Faithfully return all lines, omitting every embedded picture.

Collected data:
***
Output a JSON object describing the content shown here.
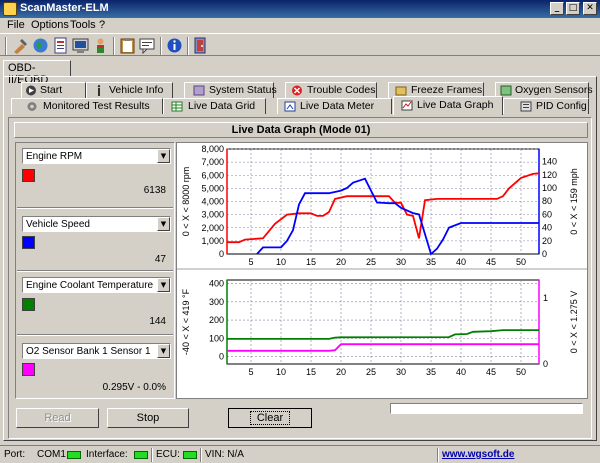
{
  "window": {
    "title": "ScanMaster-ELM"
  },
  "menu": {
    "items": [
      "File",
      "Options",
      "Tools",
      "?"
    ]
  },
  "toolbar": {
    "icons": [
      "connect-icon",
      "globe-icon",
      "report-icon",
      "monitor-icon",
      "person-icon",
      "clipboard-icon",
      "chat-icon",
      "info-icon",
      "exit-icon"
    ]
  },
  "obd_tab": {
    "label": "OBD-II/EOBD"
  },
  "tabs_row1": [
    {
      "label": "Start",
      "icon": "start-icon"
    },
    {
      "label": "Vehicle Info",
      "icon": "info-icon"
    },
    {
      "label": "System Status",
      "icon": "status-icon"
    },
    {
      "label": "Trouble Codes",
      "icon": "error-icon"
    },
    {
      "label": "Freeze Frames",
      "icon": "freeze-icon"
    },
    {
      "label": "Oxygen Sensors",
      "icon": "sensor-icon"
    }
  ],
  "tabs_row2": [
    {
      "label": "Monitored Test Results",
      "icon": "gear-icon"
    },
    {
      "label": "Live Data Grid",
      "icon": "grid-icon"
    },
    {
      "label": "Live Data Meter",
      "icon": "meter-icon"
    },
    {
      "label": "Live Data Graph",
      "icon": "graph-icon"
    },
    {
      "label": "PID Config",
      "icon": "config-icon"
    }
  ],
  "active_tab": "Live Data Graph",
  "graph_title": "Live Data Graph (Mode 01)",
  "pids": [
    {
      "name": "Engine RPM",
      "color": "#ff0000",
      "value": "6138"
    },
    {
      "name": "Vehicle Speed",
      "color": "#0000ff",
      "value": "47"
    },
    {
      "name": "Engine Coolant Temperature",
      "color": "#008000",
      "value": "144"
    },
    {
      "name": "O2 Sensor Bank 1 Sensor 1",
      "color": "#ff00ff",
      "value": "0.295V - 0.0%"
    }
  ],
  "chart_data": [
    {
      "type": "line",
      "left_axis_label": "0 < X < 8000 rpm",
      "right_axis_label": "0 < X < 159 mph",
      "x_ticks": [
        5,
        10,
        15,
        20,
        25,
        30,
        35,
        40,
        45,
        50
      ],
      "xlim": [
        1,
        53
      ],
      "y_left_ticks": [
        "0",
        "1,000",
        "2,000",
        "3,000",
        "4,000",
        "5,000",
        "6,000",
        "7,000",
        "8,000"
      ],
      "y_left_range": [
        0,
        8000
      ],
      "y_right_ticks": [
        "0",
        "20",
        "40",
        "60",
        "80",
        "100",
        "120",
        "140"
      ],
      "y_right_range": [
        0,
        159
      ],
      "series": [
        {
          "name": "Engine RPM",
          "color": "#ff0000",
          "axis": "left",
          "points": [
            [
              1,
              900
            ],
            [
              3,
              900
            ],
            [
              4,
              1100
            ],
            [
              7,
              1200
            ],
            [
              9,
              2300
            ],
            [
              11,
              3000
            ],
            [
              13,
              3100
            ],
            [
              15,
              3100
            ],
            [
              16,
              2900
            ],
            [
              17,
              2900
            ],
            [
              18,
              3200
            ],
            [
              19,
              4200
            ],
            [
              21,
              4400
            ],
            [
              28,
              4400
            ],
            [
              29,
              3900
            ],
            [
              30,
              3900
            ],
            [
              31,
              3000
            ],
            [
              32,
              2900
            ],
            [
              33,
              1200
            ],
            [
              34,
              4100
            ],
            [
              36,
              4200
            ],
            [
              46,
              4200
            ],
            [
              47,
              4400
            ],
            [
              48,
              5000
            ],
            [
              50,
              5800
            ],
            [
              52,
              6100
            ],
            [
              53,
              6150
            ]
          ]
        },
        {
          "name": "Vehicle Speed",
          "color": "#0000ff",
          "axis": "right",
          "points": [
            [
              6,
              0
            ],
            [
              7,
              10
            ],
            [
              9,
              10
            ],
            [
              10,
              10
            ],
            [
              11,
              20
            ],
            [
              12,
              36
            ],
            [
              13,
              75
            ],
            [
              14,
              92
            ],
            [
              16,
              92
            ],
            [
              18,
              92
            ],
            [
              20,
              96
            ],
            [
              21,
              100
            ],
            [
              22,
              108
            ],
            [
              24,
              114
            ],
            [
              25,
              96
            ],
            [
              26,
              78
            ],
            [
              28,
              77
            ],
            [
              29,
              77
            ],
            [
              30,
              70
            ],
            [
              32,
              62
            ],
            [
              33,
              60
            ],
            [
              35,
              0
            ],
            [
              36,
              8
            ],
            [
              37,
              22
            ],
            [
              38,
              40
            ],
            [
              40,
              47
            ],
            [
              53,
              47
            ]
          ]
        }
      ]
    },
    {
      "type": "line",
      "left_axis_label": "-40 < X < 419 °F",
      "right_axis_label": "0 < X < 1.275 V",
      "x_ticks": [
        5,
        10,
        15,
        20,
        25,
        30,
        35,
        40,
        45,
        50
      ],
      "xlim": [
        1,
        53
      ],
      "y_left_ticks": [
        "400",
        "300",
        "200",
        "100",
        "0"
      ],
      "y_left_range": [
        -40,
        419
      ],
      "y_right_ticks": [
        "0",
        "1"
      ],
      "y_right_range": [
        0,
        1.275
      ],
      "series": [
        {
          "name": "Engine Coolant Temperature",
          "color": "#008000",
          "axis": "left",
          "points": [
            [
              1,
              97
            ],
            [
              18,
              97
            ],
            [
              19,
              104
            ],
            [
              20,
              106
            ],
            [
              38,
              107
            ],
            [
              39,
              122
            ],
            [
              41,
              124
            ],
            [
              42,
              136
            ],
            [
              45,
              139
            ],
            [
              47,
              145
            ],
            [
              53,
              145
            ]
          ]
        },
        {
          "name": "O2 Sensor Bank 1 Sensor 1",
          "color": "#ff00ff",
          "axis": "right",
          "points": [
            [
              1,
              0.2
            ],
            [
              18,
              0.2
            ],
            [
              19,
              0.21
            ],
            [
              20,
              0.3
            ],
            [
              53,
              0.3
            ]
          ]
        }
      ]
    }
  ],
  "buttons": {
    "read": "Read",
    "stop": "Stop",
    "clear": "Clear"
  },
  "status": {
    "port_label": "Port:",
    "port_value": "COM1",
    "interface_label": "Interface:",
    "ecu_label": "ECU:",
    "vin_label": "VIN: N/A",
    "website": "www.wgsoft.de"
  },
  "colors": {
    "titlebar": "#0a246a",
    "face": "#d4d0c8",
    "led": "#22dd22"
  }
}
***
> Exercise answer:
Output a JSON object describing the content shown here.
{
  "window": {
    "title": "ScanMaster-ELM"
  },
  "menu": {
    "items": [
      "File",
      "Options",
      "Tools",
      "?"
    ]
  },
  "toolbar": {
    "icons": [
      "connect-icon",
      "globe-icon",
      "report-icon",
      "monitor-icon",
      "person-icon",
      "clipboard-icon",
      "chat-icon",
      "info-icon",
      "exit-icon"
    ]
  },
  "obd_tab": {
    "label": "OBD-II/EOBD"
  },
  "tabs_row1": [
    {
      "label": "Start",
      "icon": "start-icon"
    },
    {
      "label": "Vehicle Info",
      "icon": "info-icon"
    },
    {
      "label": "System Status",
      "icon": "status-icon"
    },
    {
      "label": "Trouble Codes",
      "icon": "error-icon"
    },
    {
      "label": "Freeze Frames",
      "icon": "freeze-icon"
    },
    {
      "label": "Oxygen Sensors",
      "icon": "sensor-icon"
    }
  ],
  "tabs_row2": [
    {
      "label": "Monitored Test Results",
      "icon": "gear-icon"
    },
    {
      "label": "Live Data Grid",
      "icon": "grid-icon"
    },
    {
      "label": "Live Data Meter",
      "icon": "meter-icon"
    },
    {
      "label": "Live Data Graph",
      "icon": "graph-icon"
    },
    {
      "label": "PID Config",
      "icon": "config-icon"
    }
  ],
  "active_tab": "Live Data Graph",
  "graph_title": "Live Data Graph (Mode 01)",
  "pids": [
    {
      "name": "Engine RPM",
      "color": "#ff0000",
      "value": "6138"
    },
    {
      "name": "Vehicle Speed",
      "color": "#0000ff",
      "value": "47"
    },
    {
      "name": "Engine Coolant Temperature",
      "color": "#008000",
      "value": "144"
    },
    {
      "name": "O2 Sensor Bank 1 Sensor 1",
      "color": "#ff00ff",
      "value": "0.295V - 0.0%"
    }
  ],
  "chart_data": [
    {
      "type": "line",
      "left_axis_label": "0 < X < 8000 rpm",
      "right_axis_label": "0 < X < 159 mph",
      "x_ticks": [
        5,
        10,
        15,
        20,
        25,
        30,
        35,
        40,
        45,
        50
      ],
      "xlim": [
        1,
        53
      ],
      "y_left_ticks": [
        "0",
        "1,000",
        "2,000",
        "3,000",
        "4,000",
        "5,000",
        "6,000",
        "7,000",
        "8,000"
      ],
      "y_left_range": [
        0,
        8000
      ],
      "y_right_ticks": [
        "0",
        "20",
        "40",
        "60",
        "80",
        "100",
        "120",
        "140"
      ],
      "y_right_range": [
        0,
        159
      ],
      "series": [
        {
          "name": "Engine RPM",
          "color": "#ff0000",
          "axis": "left",
          "points": [
            [
              1,
              900
            ],
            [
              3,
              900
            ],
            [
              4,
              1100
            ],
            [
              7,
              1200
            ],
            [
              9,
              2300
            ],
            [
              11,
              3000
            ],
            [
              13,
              3100
            ],
            [
              15,
              3100
            ],
            [
              16,
              2900
            ],
            [
              17,
              2900
            ],
            [
              18,
              3200
            ],
            [
              19,
              4200
            ],
            [
              21,
              4400
            ],
            [
              28,
              4400
            ],
            [
              29,
              3900
            ],
            [
              30,
              3900
            ],
            [
              31,
              3000
            ],
            [
              32,
              2900
            ],
            [
              33,
              1200
            ],
            [
              34,
              4100
            ],
            [
              36,
              4200
            ],
            [
              46,
              4200
            ],
            [
              47,
              4400
            ],
            [
              48,
              5000
            ],
            [
              50,
              5800
            ],
            [
              52,
              6100
            ],
            [
              53,
              6150
            ]
          ]
        },
        {
          "name": "Vehicle Speed",
          "color": "#0000ff",
          "axis": "right",
          "points": [
            [
              6,
              0
            ],
            [
              7,
              10
            ],
            [
              9,
              10
            ],
            [
              10,
              10
            ],
            [
              11,
              20
            ],
            [
              12,
              36
            ],
            [
              13,
              75
            ],
            [
              14,
              92
            ],
            [
              16,
              92
            ],
            [
              18,
              92
            ],
            [
              20,
              96
            ],
            [
              21,
              100
            ],
            [
              22,
              108
            ],
            [
              24,
              114
            ],
            [
              25,
              96
            ],
            [
              26,
              78
            ],
            [
              28,
              77
            ],
            [
              29,
              77
            ],
            [
              30,
              70
            ],
            [
              32,
              62
            ],
            [
              33,
              60
            ],
            [
              35,
              0
            ],
            [
              36,
              8
            ],
            [
              37,
              22
            ],
            [
              38,
              40
            ],
            [
              40,
              47
            ],
            [
              53,
              47
            ]
          ]
        }
      ]
    },
    {
      "type": "line",
      "left_axis_label": "-40 < X < 419 °F",
      "right_axis_label": "0 < X < 1.275 V",
      "x_ticks": [
        5,
        10,
        15,
        20,
        25,
        30,
        35,
        40,
        45,
        50
      ],
      "xlim": [
        1,
        53
      ],
      "y_left_ticks": [
        "400",
        "300",
        "200",
        "100",
        "0"
      ],
      "y_left_range": [
        -40,
        419
      ],
      "y_right_ticks": [
        "0",
        "1"
      ],
      "y_right_range": [
        0,
        1.275
      ],
      "series": [
        {
          "name": "Engine Coolant Temperature",
          "color": "#008000",
          "axis": "left",
          "points": [
            [
              1,
              97
            ],
            [
              18,
              97
            ],
            [
              19,
              104
            ],
            [
              20,
              106
            ],
            [
              38,
              107
            ],
            [
              39,
              122
            ],
            [
              41,
              124
            ],
            [
              42,
              136
            ],
            [
              45,
              139
            ],
            [
              47,
              145
            ],
            [
              53,
              145
            ]
          ]
        },
        {
          "name": "O2 Sensor Bank 1 Sensor 1",
          "color": "#ff00ff",
          "axis": "right",
          "points": [
            [
              1,
              0.2
            ],
            [
              18,
              0.2
            ],
            [
              19,
              0.21
            ],
            [
              20,
              0.3
            ],
            [
              53,
              0.3
            ]
          ]
        }
      ]
    }
  ],
  "buttons": {
    "read": "Read",
    "stop": "Stop",
    "clear": "Clear"
  },
  "status": {
    "port_label": "Port:",
    "port_value": "COM1",
    "interface_label": "Interface:",
    "ecu_label": "ECU:",
    "vin_label": "VIN: N/A",
    "website": "www.wgsoft.de"
  },
  "colors": {
    "titlebar": "#0a246a",
    "face": "#d4d0c8",
    "led": "#22dd22"
  }
}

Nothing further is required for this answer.